### SUPPLIED INFORMATION
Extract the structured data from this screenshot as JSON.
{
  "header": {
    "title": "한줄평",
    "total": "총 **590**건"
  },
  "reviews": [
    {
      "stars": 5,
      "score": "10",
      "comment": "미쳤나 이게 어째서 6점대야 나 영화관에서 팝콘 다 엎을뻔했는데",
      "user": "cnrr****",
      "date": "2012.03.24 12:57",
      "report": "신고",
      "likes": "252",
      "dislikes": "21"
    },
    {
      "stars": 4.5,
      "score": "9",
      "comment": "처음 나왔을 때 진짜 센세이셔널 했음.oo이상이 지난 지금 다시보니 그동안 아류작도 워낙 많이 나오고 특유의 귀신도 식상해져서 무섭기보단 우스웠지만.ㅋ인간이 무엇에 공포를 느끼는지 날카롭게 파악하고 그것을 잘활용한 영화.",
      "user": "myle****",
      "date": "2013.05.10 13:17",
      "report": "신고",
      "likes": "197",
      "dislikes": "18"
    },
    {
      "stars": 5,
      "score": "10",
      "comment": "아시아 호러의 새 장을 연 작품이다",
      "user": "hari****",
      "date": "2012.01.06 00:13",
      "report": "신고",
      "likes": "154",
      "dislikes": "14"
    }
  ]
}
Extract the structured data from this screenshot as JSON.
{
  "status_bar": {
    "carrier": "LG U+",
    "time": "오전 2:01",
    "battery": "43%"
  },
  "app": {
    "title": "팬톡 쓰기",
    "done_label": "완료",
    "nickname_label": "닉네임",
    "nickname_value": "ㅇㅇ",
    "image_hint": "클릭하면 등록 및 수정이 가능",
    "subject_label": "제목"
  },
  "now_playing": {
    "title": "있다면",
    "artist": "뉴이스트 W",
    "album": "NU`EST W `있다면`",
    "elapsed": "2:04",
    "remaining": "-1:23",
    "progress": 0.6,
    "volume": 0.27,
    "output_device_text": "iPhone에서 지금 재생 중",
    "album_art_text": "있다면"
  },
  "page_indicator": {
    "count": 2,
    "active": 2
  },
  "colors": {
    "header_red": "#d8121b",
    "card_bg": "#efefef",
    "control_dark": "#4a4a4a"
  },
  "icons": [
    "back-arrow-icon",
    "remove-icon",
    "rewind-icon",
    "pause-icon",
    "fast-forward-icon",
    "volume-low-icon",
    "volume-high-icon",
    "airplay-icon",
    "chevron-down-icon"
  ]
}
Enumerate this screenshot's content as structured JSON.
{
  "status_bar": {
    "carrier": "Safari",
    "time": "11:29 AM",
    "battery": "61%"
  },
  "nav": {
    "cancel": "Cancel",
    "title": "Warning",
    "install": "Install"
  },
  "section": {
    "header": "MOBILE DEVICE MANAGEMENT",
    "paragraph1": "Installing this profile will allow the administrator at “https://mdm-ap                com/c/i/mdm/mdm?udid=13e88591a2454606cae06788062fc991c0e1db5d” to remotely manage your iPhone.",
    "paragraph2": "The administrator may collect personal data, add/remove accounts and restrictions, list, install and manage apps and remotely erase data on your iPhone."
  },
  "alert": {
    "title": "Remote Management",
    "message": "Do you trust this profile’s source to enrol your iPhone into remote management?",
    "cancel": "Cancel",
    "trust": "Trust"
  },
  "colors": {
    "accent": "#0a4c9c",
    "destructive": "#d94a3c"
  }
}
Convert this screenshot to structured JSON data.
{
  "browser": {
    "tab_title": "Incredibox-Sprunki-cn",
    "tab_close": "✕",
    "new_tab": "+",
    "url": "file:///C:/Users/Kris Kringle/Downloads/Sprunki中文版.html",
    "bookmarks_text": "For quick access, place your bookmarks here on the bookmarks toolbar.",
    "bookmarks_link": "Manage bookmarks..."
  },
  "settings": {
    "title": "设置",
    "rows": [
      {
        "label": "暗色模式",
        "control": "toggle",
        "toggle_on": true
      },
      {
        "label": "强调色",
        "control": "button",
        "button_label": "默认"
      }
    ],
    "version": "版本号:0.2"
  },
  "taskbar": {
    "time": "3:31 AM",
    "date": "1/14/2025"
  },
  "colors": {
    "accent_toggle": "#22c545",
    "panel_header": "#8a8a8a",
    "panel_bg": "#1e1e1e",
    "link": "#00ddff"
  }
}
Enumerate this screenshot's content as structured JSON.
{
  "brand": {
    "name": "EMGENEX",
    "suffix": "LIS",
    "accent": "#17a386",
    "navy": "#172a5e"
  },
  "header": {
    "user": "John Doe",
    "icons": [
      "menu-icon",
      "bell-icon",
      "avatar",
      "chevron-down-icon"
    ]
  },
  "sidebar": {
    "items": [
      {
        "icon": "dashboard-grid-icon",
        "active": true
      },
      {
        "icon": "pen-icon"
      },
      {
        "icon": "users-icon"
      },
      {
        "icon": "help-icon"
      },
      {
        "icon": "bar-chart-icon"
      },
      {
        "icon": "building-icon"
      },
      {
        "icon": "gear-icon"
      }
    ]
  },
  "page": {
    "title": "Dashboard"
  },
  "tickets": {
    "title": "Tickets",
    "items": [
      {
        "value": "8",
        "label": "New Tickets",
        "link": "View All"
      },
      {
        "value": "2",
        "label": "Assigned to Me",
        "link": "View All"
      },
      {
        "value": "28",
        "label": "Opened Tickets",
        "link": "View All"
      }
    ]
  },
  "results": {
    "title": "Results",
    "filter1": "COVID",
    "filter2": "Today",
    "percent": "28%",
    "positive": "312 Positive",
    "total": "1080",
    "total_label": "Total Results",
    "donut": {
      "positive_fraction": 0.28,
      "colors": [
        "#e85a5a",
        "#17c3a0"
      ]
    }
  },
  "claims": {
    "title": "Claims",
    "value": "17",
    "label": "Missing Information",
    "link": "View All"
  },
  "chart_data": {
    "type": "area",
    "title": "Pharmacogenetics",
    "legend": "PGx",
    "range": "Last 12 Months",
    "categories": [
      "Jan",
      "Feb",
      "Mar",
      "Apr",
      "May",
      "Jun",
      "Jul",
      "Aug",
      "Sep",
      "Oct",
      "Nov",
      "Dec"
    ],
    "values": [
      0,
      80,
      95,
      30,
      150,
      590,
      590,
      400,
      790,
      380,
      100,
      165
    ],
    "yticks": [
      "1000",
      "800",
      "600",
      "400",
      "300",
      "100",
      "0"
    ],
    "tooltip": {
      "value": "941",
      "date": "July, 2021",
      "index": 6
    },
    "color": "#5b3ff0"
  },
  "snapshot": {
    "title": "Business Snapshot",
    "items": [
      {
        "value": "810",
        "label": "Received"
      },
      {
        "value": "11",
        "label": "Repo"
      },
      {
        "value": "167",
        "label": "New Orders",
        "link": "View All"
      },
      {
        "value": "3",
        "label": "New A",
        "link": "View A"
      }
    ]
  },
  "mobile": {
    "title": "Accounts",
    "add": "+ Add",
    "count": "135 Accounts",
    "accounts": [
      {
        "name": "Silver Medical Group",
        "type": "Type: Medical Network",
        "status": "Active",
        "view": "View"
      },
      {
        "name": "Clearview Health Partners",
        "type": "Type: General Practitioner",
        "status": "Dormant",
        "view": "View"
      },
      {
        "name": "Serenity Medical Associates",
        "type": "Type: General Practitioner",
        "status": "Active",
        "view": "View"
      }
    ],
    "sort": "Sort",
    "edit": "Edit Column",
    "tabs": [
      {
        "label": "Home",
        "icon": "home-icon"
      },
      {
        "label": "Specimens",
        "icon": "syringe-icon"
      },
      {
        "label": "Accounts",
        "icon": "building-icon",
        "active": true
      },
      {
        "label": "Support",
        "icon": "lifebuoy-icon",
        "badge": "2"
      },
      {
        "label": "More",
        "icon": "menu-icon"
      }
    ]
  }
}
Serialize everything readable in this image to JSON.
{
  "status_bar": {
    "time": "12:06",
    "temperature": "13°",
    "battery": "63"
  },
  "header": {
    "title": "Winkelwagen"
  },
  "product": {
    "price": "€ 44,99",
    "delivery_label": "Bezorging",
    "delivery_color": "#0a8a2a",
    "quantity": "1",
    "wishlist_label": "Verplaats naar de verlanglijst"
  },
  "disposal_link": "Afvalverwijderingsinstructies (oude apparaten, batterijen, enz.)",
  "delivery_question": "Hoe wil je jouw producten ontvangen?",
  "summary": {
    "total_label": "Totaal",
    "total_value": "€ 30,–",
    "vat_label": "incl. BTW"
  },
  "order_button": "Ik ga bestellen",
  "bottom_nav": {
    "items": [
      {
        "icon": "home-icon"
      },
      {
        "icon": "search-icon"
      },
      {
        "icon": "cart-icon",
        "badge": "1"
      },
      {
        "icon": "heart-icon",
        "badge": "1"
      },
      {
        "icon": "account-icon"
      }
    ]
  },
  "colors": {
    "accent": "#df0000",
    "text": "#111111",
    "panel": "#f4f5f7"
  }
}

### PROBLEM DETAILS
Tell how many lines in the material contain the word "type". Only the number is wanted.

### RESPONSE FOR THIS EXERCISE
4